-- Given task A --
According to the passage on the United Farm Workers, on what date did the union mark its 50th anniversary?
-- Given task B --
Print the passage on the United Farm Workers from "President Obama on" to "to the ceremony.".
-- Given task C --
Write the next part of the passage on the United Farm Workers, picking up after its final sentence.

-- Text provided --
::::

Between September 1, 2009 and August 31, 2010, the RFK plan received $14.4 million in contributions from employers. It paid $17.2 million in health care benefits during this program year.

The RFK plan provides health care services with $5 co-pays but limits annual benefits to $70,000 a year, less than a tenth of the $750,000 minimum benefit required by the Affordable Care Act. The UFW received a waiver from HHS to keep its maximum benefit at a low level in order to hold down premiums. The UFW in 2011 eliminated the lifetime cap on health-care benefits.

Arizona State University Professor Matt Garcia's book argues that the decision to move UFW headquarters to Keene in the Tehachapi Mountains in 1971 was "single most destructive" decision that led to the shrinking of the UFW. Once away from most of the farm workers in the San Joaquin Valley, Garcia says that Chavez fired many of the professionals who helped to make the UFW effective and persuaded remaining union leaders to experiment with the cult-like methods of Synanon, including self and group criticism at the UFW's isolated compound.

The UFW marked its 50th anniversary on September 30, 2012. Founded as the National Farm Workers Association in 1962, the UFW joined a 1965 strike by Filipino grape harvesters in 1965 and won a contract with Schenley industries in 1966 that raised wages by 40 percent. The UFW went on to win contracts with most growers of table grapes, but competed with the Teamsters to represent lettuce workers.

The UFW was the major supporter of the Agricultural Labor Relations Act in 1975, which granted farm workers organizing and bargaining rights.

President Obama on October 8, 2012 dedicated the three-acre Cesar E. Chavez National Monument at the UFW's 187-acre headquarters in Nuestra Senora Reina de la Paz or Keene, California. Obama said: "La Paz was at the center of some of the most significant civil rights moments in our nation's history, and by designating it a national monument, Chavez' legacy will be preserved and shared to inspire generations to come." Some 7,000 people planned to attend the ceremony, and about 4,000 arrived, including a third who traveled in 32 buses provided by the UFW. The National Park Service provided additional buses to bring school children to the ceremony.

::::

-- Data listing --
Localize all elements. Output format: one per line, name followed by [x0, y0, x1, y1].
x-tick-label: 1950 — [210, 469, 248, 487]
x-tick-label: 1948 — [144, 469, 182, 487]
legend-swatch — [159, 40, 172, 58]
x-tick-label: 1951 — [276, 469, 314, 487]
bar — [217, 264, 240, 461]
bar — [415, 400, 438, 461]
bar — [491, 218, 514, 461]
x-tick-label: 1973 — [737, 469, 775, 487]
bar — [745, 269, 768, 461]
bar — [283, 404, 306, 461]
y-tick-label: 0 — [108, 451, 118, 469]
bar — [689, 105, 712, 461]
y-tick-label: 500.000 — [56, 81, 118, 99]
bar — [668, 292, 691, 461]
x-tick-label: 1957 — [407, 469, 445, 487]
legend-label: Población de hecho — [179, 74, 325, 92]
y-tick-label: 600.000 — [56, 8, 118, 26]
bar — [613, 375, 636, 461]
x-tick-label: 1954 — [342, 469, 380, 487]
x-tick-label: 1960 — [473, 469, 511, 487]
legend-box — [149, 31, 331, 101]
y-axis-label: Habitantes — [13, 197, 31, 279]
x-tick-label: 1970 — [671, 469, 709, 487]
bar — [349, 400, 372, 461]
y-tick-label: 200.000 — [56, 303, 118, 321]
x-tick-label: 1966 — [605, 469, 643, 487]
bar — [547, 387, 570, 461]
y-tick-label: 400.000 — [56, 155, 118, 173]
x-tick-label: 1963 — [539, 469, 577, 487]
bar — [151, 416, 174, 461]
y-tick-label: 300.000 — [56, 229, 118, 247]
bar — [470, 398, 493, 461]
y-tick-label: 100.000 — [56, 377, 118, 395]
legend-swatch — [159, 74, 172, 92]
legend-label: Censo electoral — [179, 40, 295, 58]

::::

-- Expected answer A --
September 30, 2012

-- Expected answer B --
President Obama on October 8, 2012 dedicated the three-acre Cesar E. Chavez National Monument at the UFW's 187-acre headquarters in Nuestra Senora Reina de la Paz or Keene, California. Obama said: "La Paz was at the center of some of the most significant civil rights moments in our nation's history, and by designating it a national monument, Chavez' legacy will be preserved and shared to inspire generations to come." Some 7,000 people planned to attend the ceremony, and about 4,000 arrived, including a third who traveled in 32 buses provided by the UFW. The National Park Service provided additional buses to bring school children to the ceremony.

-- Expected answer C --
ALRB. A strike election at George Amaral Ranches in Chular June 20, 2012 resulted in a 265-65 vote for the UFW; there were 422 names on the voter eligibility list. Amaral, a grower and custom packer of broccoli, lettuce, cauliflower, sweet corn and green cabbage, asked the Board to overturn the election because, Amaral argued, the majority of its workers were not on strike as is required to hold an election within 48 hours of a union request. The ALRB noted that Amaral was the first strike-induced election held by the ALRB since 1995.

The UFW lost an election at berry grower Corralitos Farms LLC September 19, 2012 on a 187-154 vote. The UFW charged that Corralitos offered benefits in exchange for a no union vote, a violation of the ALRA that could result in the ALRB certifying the UFW as bargaining representative despite not receiving a majority vote if it finds that Corralitos violations would prevent another free and fair election.

The UFW and Manteca-based Ace Tomato were unable to agree on a contract, prompting the ALRB in March 2012 to order mandatory mediation. The mediator used the wage rates negotiated between the UFW and Pacific Triple E Produce in June 2012 that raised piece rates in San Joaquin county to $1.12 for two 30-pound buckets or $0.56 a bucket ($0.61 a bucket for Roma tomatoes) to set the wages for Ace.

Ace objected, asserting that Triple E was a larger firm with operations in Florida and Mexico and could pay higher wages. During negotiations with the UFW, Ace offered to pay $0.54 a bucket for its August through October season, up eight percent from the current $0.50 a bucket. However, the mediator ruled and the ALRB agreed that when Triple E is producing in San Joaquin county, it is hiring from the same labor pool as Triple E.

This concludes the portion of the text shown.